STATED TASK:
Copy nothing but the text: repeat each entry exactly and drop the images.
■ ■ ■ ■ ■
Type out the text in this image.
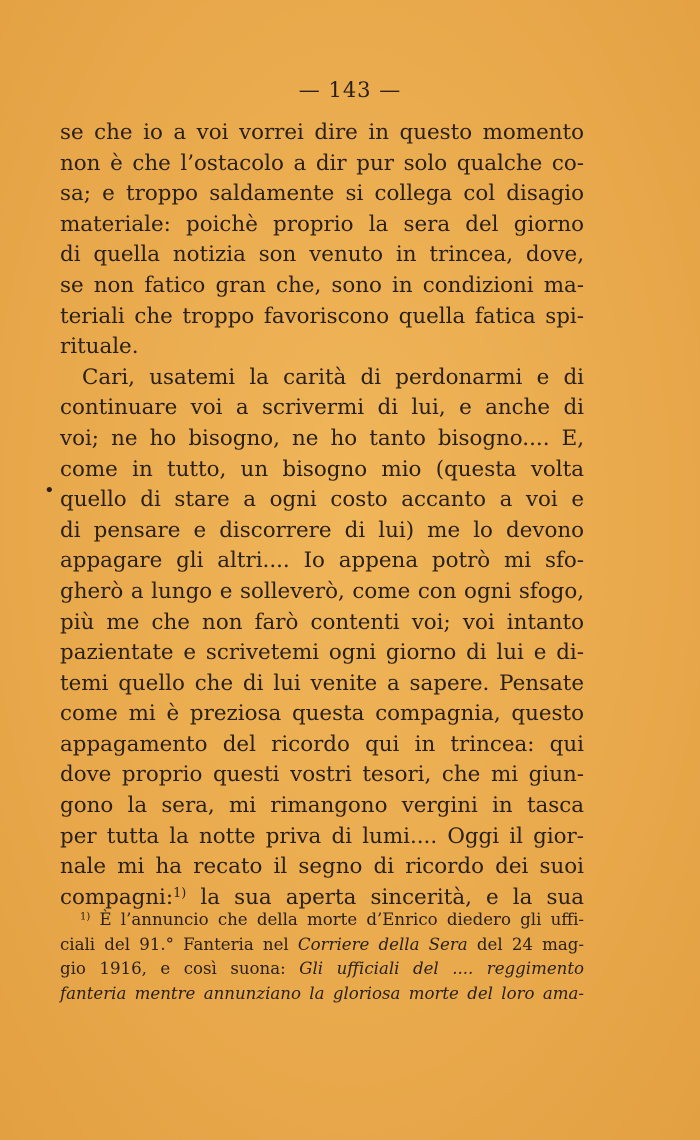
— 143 —
•
se che io a voi vorrei dire in questo momento
non è che l’ostacolo a dir pur solo qualche co-
sa; e troppo saldamente si collega col disagio
materiale: poichè proprio la sera del giorno
di quella notizia son venuto in trincea, dove,
se non fatico gran che, sono in condizioni ma-
teriali che troppo favoriscono quella fatica spi-
rituale.
Cari, usatemi la carità di perdonarmi e di
continuare voi a scrivermi di lui, e anche di
voi; ne ho bisogno, ne ho tanto bisogno.... E,
come in tutto, un bisogno mio (questa volta
quello di stare a ogni costo accanto a voi e
di pensare e discorrere di lui) me lo devono
appagare gli altri.... Io appena potrò mi sfo-
gherò a lungo e solleverò, come con ogni sfogo,
più me che non farò contenti voi; voi intanto
pazientate e scrivetemi ogni giorno di lui e di-
temi quello che di lui venite a sapere. Pensate
come mi è preziosa questa compagnia, questo
appagamento del ricordo qui in trincea: qui
dove proprio questi vostri tesori, che mi giun-
gono la sera, mi rimangono vergini in tasca
per tutta la notte priva di lumi.... Oggi il gior-
nale mi ha recato il segno di ricordo dei suoi
compagni:$^{1)}$ la sua aperta sincerità, e la sua
$^{1)}$ È l’annuncio che della morte d’Enrico diedero gli uffi-
ciali del 91.° Fanteria nel Corriere della Sera del 24 mag-
gio 1916, e così suona: Gli ufficiali del .... reggimento
fanteria mentre annunziano la gloriosa morte del loro ama-
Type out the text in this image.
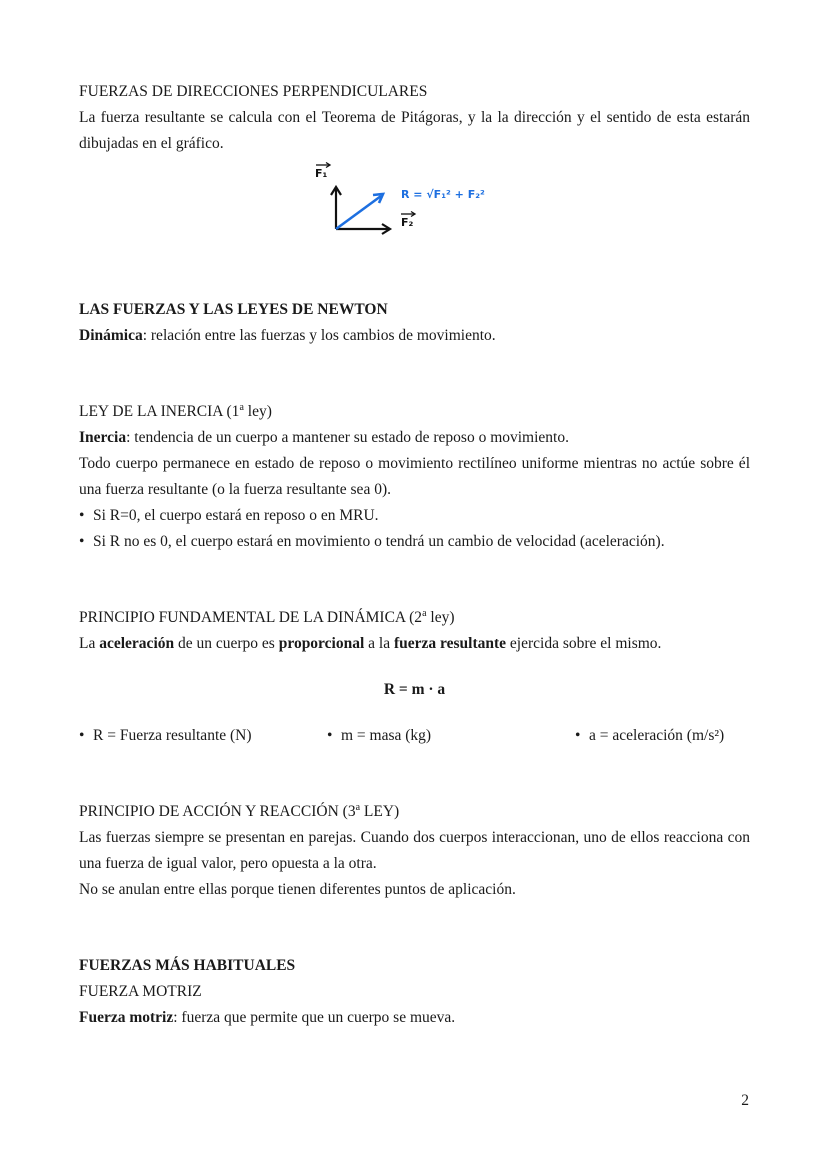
FUERZAS DE DIRECCIONES PERPENDICULARES

La fuerza resultante se calcula con el Teorema de Pitágoras, y la la dirección y el sentido de esta estarán dibujadas en el gráfico.

F₁
F₂
R = √F₁² + F₂²

LAS FUERZAS Y LAS LEYES DE NEWTON

Dinámica: relación entre las fuerzas y los cambios de movimiento.

LEY DE LA INERCIA (1$^a$ ley)

Inercia: tendencia de un cuerpo a mantener su estado de reposo o movimiento.

Todo cuerpo permanece en estado de reposo o movimiento rectilíneo uniforme mientras no actúe sobre él una fuerza resultante (o la fuerza resultante sea 0).

• Si R=0, el cuerpo estará en reposo o en MRU.

• Si R no es 0, el cuerpo estará en movimiento o tendrá un cambio de velocidad (aceleración).

PRINCIPIO FUNDAMENTAL DE LA DINÁMICA (2$^a$ ley)

La aceleración de un cuerpo es proporcional a la fuerza resultante ejercida sobre el mismo.

R = m · a

• R = Fuerza resultante (N)	• m = masa (kg)	• a = aceleración (m/s²)

PRINCIPIO DE ACCIÓN Y REACCIÓN (3$^a$ LEY)

Las fuerzas siempre se presentan en parejas. Cuando dos cuerpos interaccionan, uno de ellos reacciona con una fuerza de igual valor, pero opuesta a la otra.

No se anulan entre ellas porque tienen diferentes puntos de aplicación.

FUERZAS MÁS HABITUALES

FUERZA MOTRIZ

Fuerza motriz: fuerza que permite que un cuerpo se mueva.

2
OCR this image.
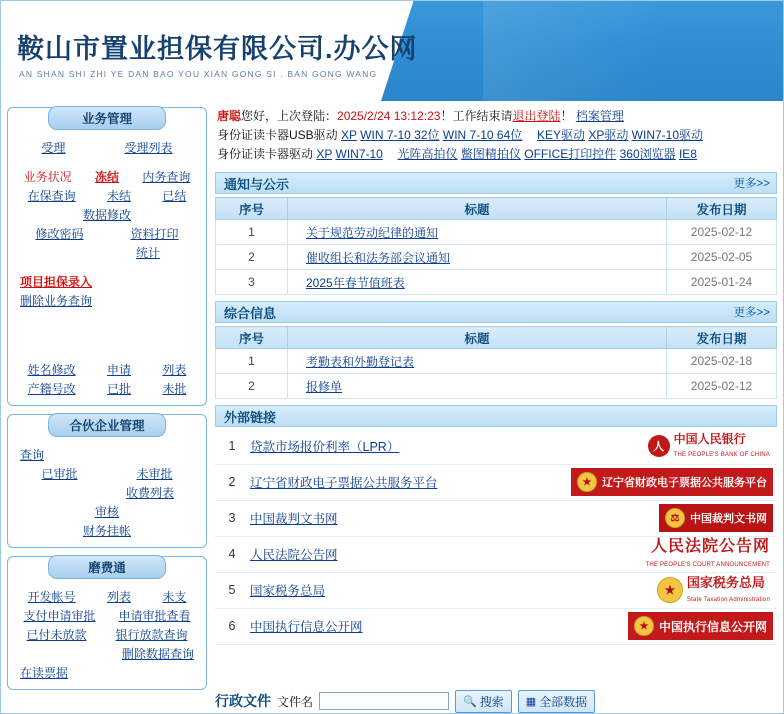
鞍山市置业担保有限公司.办公网
AN SHAN SHI ZHI YE DAN BAO YOU XIAN GONG SI . BAN GONG WANG
业务管理
受理	受理列表
业务状况 冻结 内务查询
在保查询	未结	已结
数据修改
修改密码	资料打印
统计
项目担保录入
删除业务查询
姓名修改	申请	列表
产籍号改	已批	未批
合伙企业管理
查询
已审批	未审批
收费列表
审核
财务挂帐
磨费通
开发帐号	列表	未支
支付申请审批 申请审批查看
已付未放款 银行放款查询
删除数据查询
在读票据
唐聪您好，上次登陆：2025/2/24 13:12:23！工作结束请退出登陆！ 档案管理
身份证读卡器USB驱动 XP WIN 7-10 32位 WIN 7-10 64位 KEY驱动 XP驱动 WIN7-10驱动
身份证读卡器驱动 XP WIN7-10 光阵高拍仪 鳖图精拍仪 OFFICE打印控件 360浏览器 IE8
通知与公示	更多>>
序号	标题	发布日期
1	关于规范劳动纪律的通知	2025-02-12
2	催收组长和法务部会议通知	2025-02-05
3	2025年春节值班表	2025-01-24
综合信息	更多>>
序号	标题	发布日期
1	考勤表和外勤登记表	2025-02-18
2	报修单	2025-02-12
外部链接
1	贷款市场报价利率（LPR）	人
中国人民银行
THE PEOPLE'S BANK OF CHINA

2	辽宁省财政电子票据公共服务平台	★ 辽宁省财政电子票据公共服务平台

3	中国裁判文书网	⚖ 中国裁判文书网

4	人民法院公告网	人民法院公告网
THE PEOPLE'S COURT ANNOUNCEMENT

5	国家税务总局	★ 国家税务总局
State Taxation Administration

6	中国执行信息公开网	★ 中国执行信息公开网
行政文件 文件名	🔍 搜索 ▦ 全部数据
■ ■ ■ ■ ■
FINAL ANSWER:
Type out the text in this image.
— 143 —
•
se che io a voi vorrei dire in questo momento
non è che l’ostacolo a dir pur solo qualche co-
sa; e troppo saldamente si collega col disagio
materiale: poichè proprio la sera del giorno
di quella notizia son venuto in trincea, dove,
se non fatico gran che, sono in condizioni ma-
teriali che troppo favoriscono quella fatica spi-
rituale.
Cari, usatemi la carità di perdonarmi e di
continuare voi a scrivermi di lui, e anche di
voi; ne ho bisogno, ne ho tanto bisogno.... E,
come in tutto, un bisogno mio (questa volta
quello di stare a ogni costo accanto a voi e
di pensare e discorrere di lui) me lo devono
appagare gli altri.... Io appena potrò mi sfo-
gherò a lungo e solleverò, come con ogni sfogo,
più me che non farò contenti voi; voi intanto
pazientate e scrivetemi ogni giorno di lui e di-
temi quello che di lui venite a sapere. Pensate
come mi è preziosa questa compagnia, questo
appagamento del ricordo qui in trincea: qui
dove proprio questi vostri tesori, che mi giun-
gono la sera, mi rimangono vergini in tasca
per tutta la notte priva di lumi.... Oggi il gior-
nale mi ha recato il segno di ricordo dei suoi
compagni:$^{1)}$ la sua aperta sincerità, e la sua
$^{1)}$ È l’annuncio che della morte d’Enrico diedero gli uffi-
ciali del 91.° Fanteria nel Corriere della Sera del 24 mag-
gio 1916, e così suona: Gli ufficiali del .... reggimento
fanteria mentre annunziano la gloriosa morte del loro ama-
Type out the text in this image.
FUERZAS DE DIRECCIONES PERPENDICULARES

La fuerza resultante se calcula con el Teorema de Pitágoras, y la la dirección y el sentido de esta estarán dibujadas en el gráfico.

F₁
F₂
R = √F₁² + F₂²

LAS FUERZAS Y LAS LEYES DE NEWTON

Dinámica: relación entre las fuerzas y los cambios de movimiento.

LEY DE LA INERCIA (1$^a$ ley)

Inercia: tendencia de un cuerpo a mantener su estado de reposo o movimiento.

Todo cuerpo permanece en estado de reposo o movimiento rectilíneo uniforme mientras no actúe sobre él una fuerza resultante (o la fuerza resultante sea 0).

• Si R=0, el cuerpo estará en reposo o en MRU.

• Si R no es 0, el cuerpo estará en movimiento o tendrá un cambio de velocidad (aceleración).

PRINCIPIO FUNDAMENTAL DE LA DINÁMICA (2$^a$ ley)

La aceleración de un cuerpo es proporcional a la fuerza resultante ejercida sobre el mismo.

R = m · a

• R = Fuerza resultante (N)	• m = masa (kg)	• a = aceleración (m/s²)

PRINCIPIO DE ACCIÓN Y REACCIÓN (3$^a$ LEY)

Las fuerzas siempre se presentan en parejas. Cuando dos cuerpos interaccionan, uno de ellos reacciona con una fuerza de igual valor, pero opuesta a la otra.

No se anulan entre ellas porque tienen diferentes puntos de aplicación.

FUERZAS MÁS HABITUALES

FUERZA MOTRIZ

Fuerza motriz: fuerza que permite que un cuerpo se mueva.

2
OCR this image.
鞍山市置业担保有限公司.办公网
AN SHAN SHI ZHI YE DAN BAO YOU XIAN GONG SI . BAN GONG WANG
业务管理
受理	受理列表
业务状况 冻结 内务查询
在保查询	未结	已结
数据修改
修改密码	资料打印
统计
项目担保录入
删除业务查询
姓名修改	申请	列表
产籍号改	已批	未批
合伙企业管理
查询
已审批	未审批
收费列表
审核
财务挂帐
磨费通
开发帐号	列表	未支
支付申请审批 申请审批查看
已付未放款 银行放款查询
删除数据查询
在读票据
唐聪您好，上次登陆：2025/2/24 13:12:23！工作结束请退出登陆！ 档案管理
身份证读卡器USB驱动 XP WIN 7-10 32位 WIN 7-10 64位 KEY驱动 XP驱动 WIN7-10驱动
身份证读卡器驱动 XP WIN7-10 光阵高拍仪 鳖图精拍仪 OFFICE打印控件 360浏览器 IE8
通知与公示	更多>>
序号	标题	发布日期
1	关于规范劳动纪律的通知	2025-02-12
2	催收组长和法务部会议通知	2025-02-05
3	2025年春节值班表	2025-01-24
综合信息	更多>>
序号	标题	发布日期
1	考勤表和外勤登记表	2025-02-18
2	报修单	2025-02-12
外部链接
1	贷款市场报价利率（LPR）	人
中国人民银行
THE PEOPLE'S BANK OF CHINA

2	辽宁省财政电子票据公共服务平台	★ 辽宁省财政电子票据公共服务平台

3	中国裁判文书网	⚖ 中国裁判文书网

4	人民法院公告网	人民法院公告网
THE PEOPLE'S COURT ANNOUNCEMENT

5	国家税务总局	★ 国家税务总局
State Taxation Administration

6	中国执行信息公开网	★ 中国执行信息公开网
行政文件 文件名	🔍 搜索 ▦ 全部数据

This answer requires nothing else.